* start INFORMATION PROVIDED *

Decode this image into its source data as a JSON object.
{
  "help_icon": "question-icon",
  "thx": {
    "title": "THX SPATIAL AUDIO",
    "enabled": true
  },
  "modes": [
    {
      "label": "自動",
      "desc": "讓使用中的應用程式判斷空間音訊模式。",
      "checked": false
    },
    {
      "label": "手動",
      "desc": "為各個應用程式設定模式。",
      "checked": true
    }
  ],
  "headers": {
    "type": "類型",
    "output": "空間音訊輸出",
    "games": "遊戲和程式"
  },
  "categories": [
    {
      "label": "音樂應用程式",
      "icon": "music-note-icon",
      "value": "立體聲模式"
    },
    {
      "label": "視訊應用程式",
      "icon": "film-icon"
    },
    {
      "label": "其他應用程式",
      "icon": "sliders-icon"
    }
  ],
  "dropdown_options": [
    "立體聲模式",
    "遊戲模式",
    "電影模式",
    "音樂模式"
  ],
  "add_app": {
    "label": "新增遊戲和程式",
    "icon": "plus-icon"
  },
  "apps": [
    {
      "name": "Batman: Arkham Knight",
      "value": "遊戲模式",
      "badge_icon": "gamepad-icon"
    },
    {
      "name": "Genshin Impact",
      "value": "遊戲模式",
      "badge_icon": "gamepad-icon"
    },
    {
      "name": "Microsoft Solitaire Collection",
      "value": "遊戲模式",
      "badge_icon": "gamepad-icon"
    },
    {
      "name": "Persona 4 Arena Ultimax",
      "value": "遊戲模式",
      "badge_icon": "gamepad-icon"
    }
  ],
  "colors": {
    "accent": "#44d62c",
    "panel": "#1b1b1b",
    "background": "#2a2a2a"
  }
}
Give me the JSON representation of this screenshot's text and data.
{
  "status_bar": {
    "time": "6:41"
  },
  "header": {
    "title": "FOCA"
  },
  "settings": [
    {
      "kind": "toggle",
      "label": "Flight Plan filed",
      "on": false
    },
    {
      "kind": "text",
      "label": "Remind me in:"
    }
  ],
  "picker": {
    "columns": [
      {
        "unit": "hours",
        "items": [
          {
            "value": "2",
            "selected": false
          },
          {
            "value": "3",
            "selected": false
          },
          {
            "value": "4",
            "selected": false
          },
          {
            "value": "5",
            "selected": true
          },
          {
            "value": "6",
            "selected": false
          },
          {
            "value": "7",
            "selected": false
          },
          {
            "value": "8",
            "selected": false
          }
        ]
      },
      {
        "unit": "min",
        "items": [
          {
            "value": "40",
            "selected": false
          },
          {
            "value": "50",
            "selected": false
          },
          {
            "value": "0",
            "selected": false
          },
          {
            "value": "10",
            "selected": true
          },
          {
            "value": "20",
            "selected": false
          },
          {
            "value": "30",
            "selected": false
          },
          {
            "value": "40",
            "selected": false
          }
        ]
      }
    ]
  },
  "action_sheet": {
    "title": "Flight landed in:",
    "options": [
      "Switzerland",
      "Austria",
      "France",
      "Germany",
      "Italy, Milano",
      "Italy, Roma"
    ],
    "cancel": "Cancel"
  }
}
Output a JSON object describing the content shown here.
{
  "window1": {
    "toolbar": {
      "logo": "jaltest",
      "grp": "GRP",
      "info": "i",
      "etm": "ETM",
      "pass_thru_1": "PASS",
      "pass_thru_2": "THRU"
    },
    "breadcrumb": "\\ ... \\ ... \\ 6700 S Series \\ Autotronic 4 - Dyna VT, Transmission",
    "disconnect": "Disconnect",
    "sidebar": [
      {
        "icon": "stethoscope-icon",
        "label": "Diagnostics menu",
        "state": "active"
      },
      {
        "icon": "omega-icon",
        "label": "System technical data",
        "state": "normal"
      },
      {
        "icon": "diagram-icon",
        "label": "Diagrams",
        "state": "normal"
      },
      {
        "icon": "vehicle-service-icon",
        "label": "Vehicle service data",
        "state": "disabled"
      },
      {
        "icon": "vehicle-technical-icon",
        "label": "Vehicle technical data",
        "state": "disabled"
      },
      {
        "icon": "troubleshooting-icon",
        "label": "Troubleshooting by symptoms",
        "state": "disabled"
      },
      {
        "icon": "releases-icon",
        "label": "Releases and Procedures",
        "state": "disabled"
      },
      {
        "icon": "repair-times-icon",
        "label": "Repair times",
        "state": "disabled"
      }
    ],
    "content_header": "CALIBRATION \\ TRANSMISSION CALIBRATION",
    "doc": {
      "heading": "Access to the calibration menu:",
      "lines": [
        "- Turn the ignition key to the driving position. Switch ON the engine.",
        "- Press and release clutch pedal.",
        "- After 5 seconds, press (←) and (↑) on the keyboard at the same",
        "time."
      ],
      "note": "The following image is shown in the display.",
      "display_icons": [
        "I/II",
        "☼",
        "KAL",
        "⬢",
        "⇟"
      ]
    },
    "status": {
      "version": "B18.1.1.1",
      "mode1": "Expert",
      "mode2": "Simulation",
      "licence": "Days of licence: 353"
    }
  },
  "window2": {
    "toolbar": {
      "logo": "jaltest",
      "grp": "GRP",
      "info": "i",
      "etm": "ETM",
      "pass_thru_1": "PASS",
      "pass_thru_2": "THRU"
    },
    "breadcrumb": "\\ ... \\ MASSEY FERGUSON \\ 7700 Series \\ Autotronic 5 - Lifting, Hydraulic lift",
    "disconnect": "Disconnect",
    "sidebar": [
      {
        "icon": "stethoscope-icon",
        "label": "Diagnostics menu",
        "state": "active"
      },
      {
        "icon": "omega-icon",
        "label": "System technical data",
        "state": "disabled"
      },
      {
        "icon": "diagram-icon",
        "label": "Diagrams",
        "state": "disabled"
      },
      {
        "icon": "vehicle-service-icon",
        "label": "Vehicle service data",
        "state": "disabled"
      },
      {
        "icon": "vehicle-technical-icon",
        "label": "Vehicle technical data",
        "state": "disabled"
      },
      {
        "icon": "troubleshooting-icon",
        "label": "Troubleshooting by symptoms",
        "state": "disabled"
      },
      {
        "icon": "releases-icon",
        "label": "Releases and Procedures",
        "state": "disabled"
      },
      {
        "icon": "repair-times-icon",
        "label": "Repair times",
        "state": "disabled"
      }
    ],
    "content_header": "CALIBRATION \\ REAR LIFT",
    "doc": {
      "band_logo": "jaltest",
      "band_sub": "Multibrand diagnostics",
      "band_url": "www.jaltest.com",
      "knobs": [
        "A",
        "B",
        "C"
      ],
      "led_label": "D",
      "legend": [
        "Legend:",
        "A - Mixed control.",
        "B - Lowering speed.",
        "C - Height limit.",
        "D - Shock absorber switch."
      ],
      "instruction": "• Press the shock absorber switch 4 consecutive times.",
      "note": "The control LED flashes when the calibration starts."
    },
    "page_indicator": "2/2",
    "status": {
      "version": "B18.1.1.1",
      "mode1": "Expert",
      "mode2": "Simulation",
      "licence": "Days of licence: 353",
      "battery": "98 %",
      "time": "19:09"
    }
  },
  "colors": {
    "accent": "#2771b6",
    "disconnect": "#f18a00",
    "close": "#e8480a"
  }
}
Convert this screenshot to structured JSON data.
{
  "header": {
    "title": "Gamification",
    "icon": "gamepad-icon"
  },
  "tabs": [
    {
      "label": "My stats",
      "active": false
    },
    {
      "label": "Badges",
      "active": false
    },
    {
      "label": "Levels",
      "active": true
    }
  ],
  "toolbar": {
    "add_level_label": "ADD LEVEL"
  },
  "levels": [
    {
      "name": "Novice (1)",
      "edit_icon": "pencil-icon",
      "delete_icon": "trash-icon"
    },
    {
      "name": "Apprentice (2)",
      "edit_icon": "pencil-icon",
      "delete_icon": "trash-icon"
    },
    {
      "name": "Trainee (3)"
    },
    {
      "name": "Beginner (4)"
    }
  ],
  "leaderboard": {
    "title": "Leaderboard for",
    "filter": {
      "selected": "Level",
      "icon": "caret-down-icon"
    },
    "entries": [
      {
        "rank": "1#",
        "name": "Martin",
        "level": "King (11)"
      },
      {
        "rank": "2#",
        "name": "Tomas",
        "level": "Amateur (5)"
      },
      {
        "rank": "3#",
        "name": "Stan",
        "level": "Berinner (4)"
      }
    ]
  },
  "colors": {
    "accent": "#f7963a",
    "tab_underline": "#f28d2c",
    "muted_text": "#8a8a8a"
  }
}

* end INFORMATION PROVIDED *

WRITTEN PROBLEM:
Write out the lines above, starting at the line that contains "Convert this screenshot" and ending with the final line, and nothing else; copy them exactly.

SOLUTION TO THE PROBLEM:
Convert this screenshot to structured JSON data.
{
  "header": {
    "title": "Gamification",
    "icon": "gamepad-icon"
  },
  "tabs": [
    {
      "label": "My stats",
      "active": false
    },
    {
      "label": "Badges",
      "active": false
    },
    {
      "label": "Levels",
      "active": true
    }
  ],
  "toolbar": {
    "add_level_label": "ADD LEVEL"
  },
  "levels": [
    {
      "name": "Novice (1)",
      "edit_icon": "pencil-icon",
      "delete_icon": "trash-icon"
    },
    {
      "name": "Apprentice (2)",
      "edit_icon": "pencil-icon",
      "delete_icon": "trash-icon"
    },
    {
      "name": "Trainee (3)"
    },
    {
      "name": "Beginner (4)"
    }
  ],
  "leaderboard": {
    "title": "Leaderboard for",
    "filter": {
      "selected": "Level",
      "icon": "caret-down-icon"
    },
    "entries": [
      {
        "rank": "1#",
        "name": "Martin",
        "level": "King (11)"
      },
      {
        "rank": "2#",
        "name": "Tomas",
        "level": "Amateur (5)"
      },
      {
        "rank": "3#",
        "name": "Stan",
        "level": "Berinner (4)"
      }
    ]
  },
  "colors": {
    "accent": "#f7963a",
    "tab_underline": "#f28d2c",
    "muted_text": "#8a8a8a"
  }
}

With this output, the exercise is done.